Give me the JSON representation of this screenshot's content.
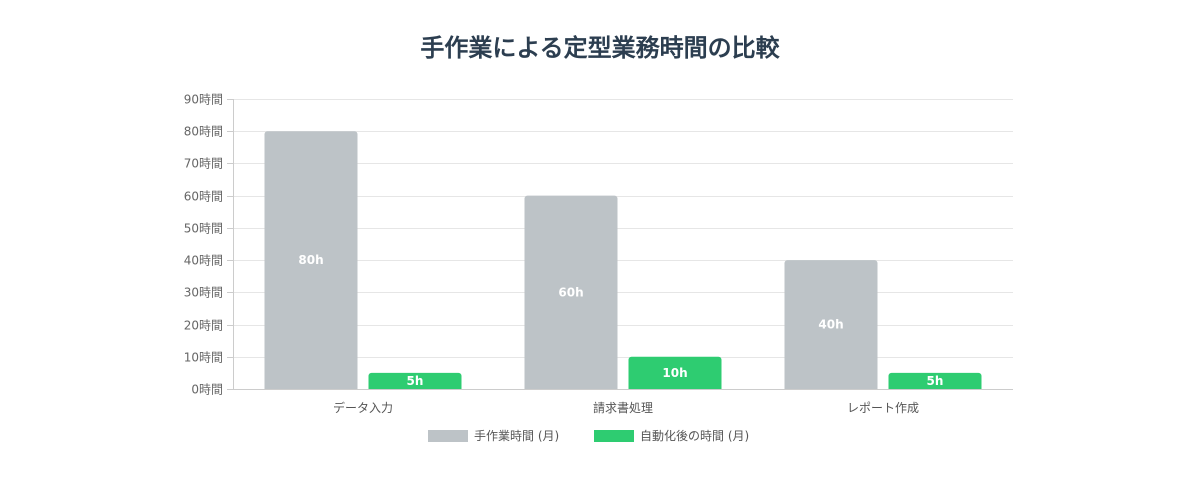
{
  "chart_data": {
    "type": "bar",
    "title": "手作業による定型業務時間の比較",
    "categories": [
      "データ入力",
      "請求書処理",
      "レポート作成"
    ],
    "series": [
      {
        "name": "手作業時間 (月)",
        "values": [
          80,
          60,
          40
        ],
        "labels": [
          "80h",
          "60h",
          "40h"
        ],
        "color": "#bdc3c7"
      },
      {
        "name": "自動化後の時間 (月)",
        "values": [
          5,
          10,
          5
        ],
        "labels": [
          "5h",
          "10h",
          "5h"
        ],
        "color": "#2ecc71"
      }
    ],
    "ylim": [
      0,
      90
    ],
    "yticks": [
      "0時間",
      "10時間",
      "20時間",
      "30時間",
      "40時間",
      "50時間",
      "60時間",
      "70時間",
      "80時間",
      "90時間"
    ],
    "grid": true,
    "legend": "bottom",
    "gridColor": "#e6e6e6"
  }
}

-=-=-

• _WHAT YOU NEED TO DO_
Return all of the entries word for word, but omit the pictures.

• _SOLUTION TO THIS EXERCISE_
Give me the JSON representation of this screenshot's content.
{
  "chart_data": {
    "type": "bar",
    "title": "手作業による定型業務時間の比較",
    "categories": [
      "データ入力",
      "請求書処理",
      "レポート作成"
    ],
    "series": [
      {
        "name": "手作業時間 (月)",
        "values": [
          80,
          60,
          40
        ],
        "labels": [
          "80h",
          "60h",
          "40h"
        ],
        "color": "#bdc3c7"
      },
      {
        "name": "自動化後の時間 (月)",
        "values": [
          5,
          10,
          5
        ],
        "labels": [
          "5h",
          "10h",
          "5h"
        ],
        "color": "#2ecc71"
      }
    ],
    "ylim": [
      0,
      90
    ],
    "yticks": [
      "0時間",
      "10時間",
      "20時間",
      "30時間",
      "40時間",
      "50時間",
      "60時間",
      "70時間",
      "80時間",
      "90時間"
    ],
    "grid": true,
    "legend": "bottom",
    "gridColor": "#e6e6e6"
  }
}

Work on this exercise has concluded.